◆ Your task ◆
From the entries, copy out every line in which the word "application" is found.
== Provided data ==
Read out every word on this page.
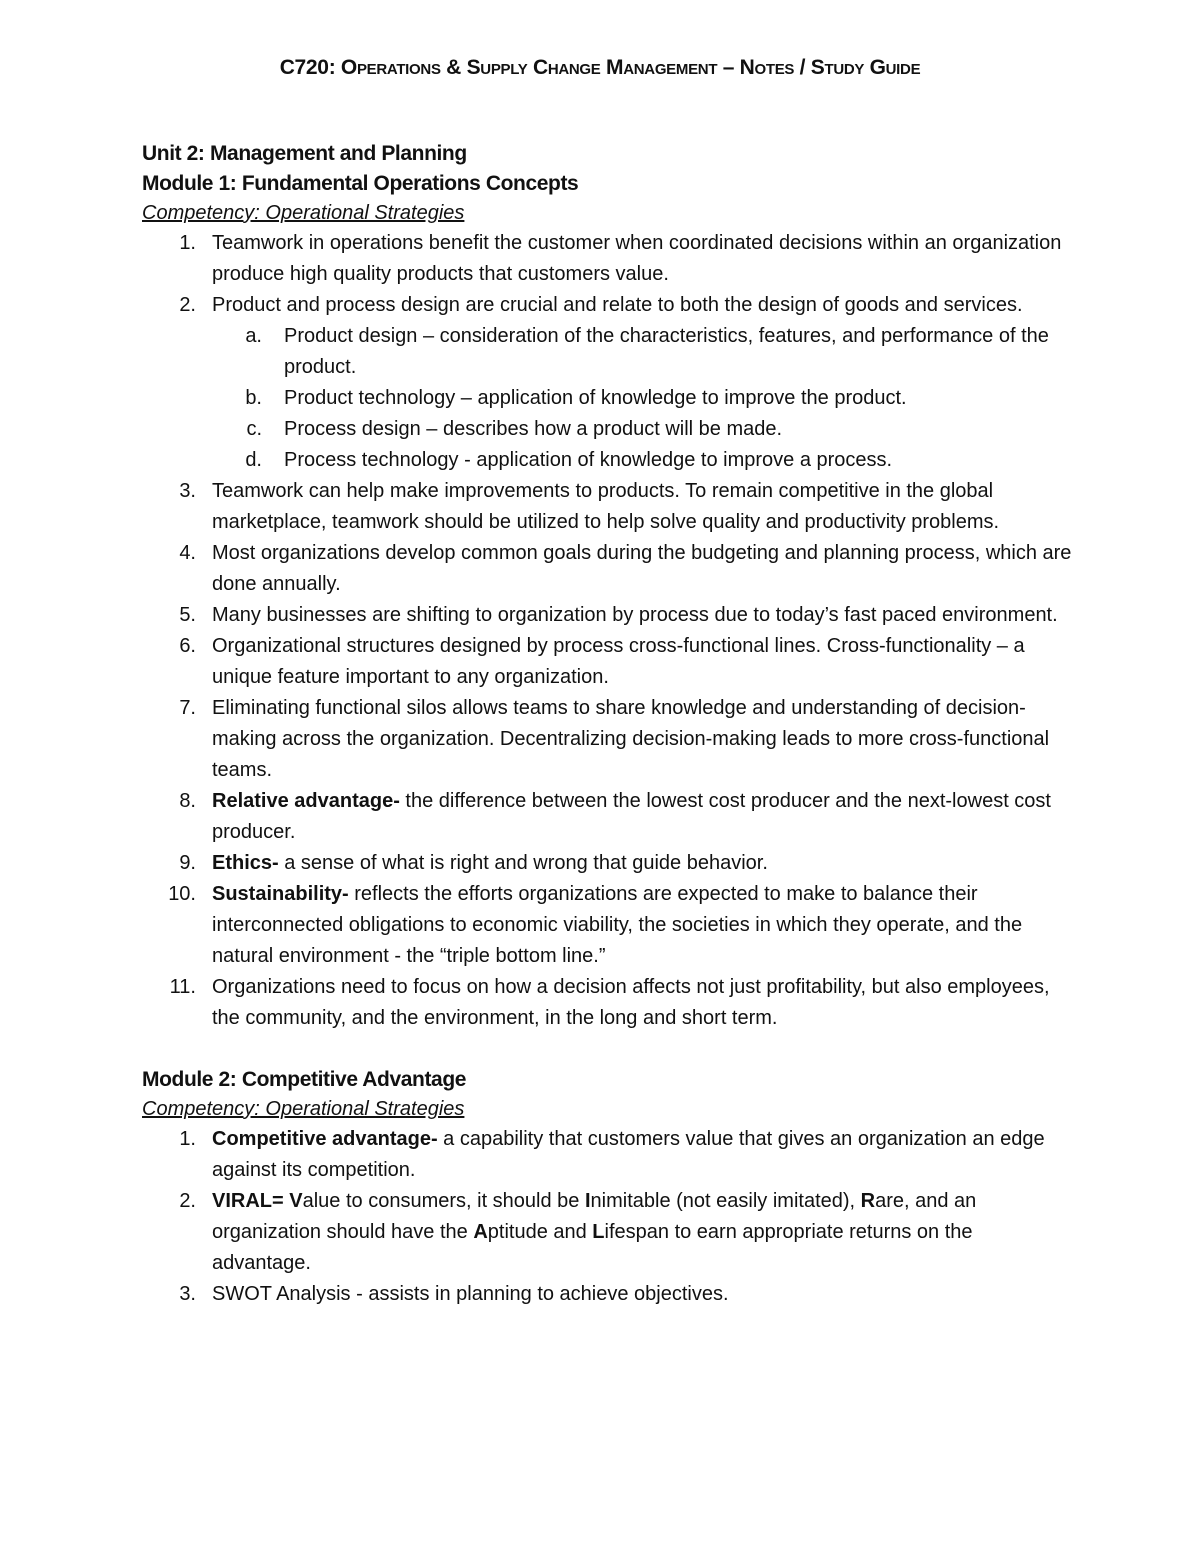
C720: Operations & Supply Change Management – Notes / Study Guide

Unit 2: Management and Planning

Module 1: Fundamental Operations Concepts

Competency: Operational Strategies

1. Teamwork in operations benefit the customer when coordinated decisions within an organization produce high quality products that customers value.
2. Product and process design are crucial and relate to both the design of goods and services.
a. Product design – consideration of the characteristics, features, and performance of the product.
b. Product technology – application of knowledge to improve the product.
c. Process design – describes how a product will be made.
d. Process technology - application of knowledge to improve a process.
3. Teamwork can help make improvements to products. To remain competitive in the global marketplace, teamwork should be utilized to help solve quality and productivity problems.
4. Most organizations develop common goals during the budgeting and planning process, which are done annually.
5. Many businesses are shifting to organization by process due to today’s fast paced environment.
6. Organizational structures designed by process cross-functional lines. Cross-functionality – a unique feature important to any organization.
7. Eliminating functional silos allows teams to share knowledge and understanding of decision-making across the organization. Decentralizing decision-making leads to more cross-functional teams.
8. Relative advantage- the difference between the lowest cost producer and the next-lowest cost producer.
9. Ethics- a sense of what is right and wrong that guide behavior.
10. Sustainability- reflects the efforts organizations are expected to make to balance their interconnected obligations to economic viability, the societies in which they operate, and the natural environment - the “triple bottom line.”
11. Organizations need to focus on how a decision affects not just profitability, but also employees, the community, and the environment, in the long and short term.

Module 2: Competitive Advantage

Competency: Operational Strategies

1. Competitive advantage- a capability that customers value that gives an organization an edge against its competition.
2. VIRAL= Value to consumers, it should be Inimitable (not easily imitated), Rare, and an organization should have the Aptitude and Lifespan to earn appropriate returns on the advantage.
3. SWOT Analysis - assists in planning to achieve objectives.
===
◆ Your solution ◆
b. Product technology – application of knowledge to improve the product.
d. Process technology - application of knowledge to improve a process.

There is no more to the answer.